** RECORDS TO USE **

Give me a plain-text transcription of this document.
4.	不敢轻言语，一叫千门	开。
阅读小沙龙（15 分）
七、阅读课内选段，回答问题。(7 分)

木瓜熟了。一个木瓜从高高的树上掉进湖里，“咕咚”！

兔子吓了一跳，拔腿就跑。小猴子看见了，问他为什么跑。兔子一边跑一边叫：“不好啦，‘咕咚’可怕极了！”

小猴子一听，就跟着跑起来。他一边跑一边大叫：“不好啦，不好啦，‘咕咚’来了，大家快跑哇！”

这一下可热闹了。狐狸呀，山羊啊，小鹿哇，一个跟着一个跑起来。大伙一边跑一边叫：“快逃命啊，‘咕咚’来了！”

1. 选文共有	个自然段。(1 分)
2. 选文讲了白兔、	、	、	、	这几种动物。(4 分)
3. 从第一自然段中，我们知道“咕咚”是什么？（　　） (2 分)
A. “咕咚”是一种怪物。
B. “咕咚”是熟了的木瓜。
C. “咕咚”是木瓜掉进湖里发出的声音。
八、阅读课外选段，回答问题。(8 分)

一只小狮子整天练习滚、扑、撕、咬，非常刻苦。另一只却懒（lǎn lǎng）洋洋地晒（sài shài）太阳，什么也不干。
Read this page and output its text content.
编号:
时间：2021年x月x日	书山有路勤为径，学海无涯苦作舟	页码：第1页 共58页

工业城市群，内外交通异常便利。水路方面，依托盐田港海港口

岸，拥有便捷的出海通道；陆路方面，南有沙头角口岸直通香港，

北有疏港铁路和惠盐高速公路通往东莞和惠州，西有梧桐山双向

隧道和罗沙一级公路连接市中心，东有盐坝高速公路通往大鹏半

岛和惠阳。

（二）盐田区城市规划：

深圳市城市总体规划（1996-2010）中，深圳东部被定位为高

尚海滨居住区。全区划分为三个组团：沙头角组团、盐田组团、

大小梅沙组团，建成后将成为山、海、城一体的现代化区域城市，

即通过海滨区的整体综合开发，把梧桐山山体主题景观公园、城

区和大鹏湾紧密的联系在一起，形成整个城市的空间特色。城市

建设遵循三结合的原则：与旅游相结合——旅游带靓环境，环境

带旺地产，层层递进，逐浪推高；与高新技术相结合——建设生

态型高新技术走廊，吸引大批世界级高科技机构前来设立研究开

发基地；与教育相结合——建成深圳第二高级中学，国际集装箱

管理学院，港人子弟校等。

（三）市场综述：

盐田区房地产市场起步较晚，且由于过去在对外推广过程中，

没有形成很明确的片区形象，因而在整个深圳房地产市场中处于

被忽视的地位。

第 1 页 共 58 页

** INSTRUCTIONS FOR THE TASK **
Note how many lines in the material hold the word "this", and give that number with nothing added.

** REPLY TO THE EXERCISE **
2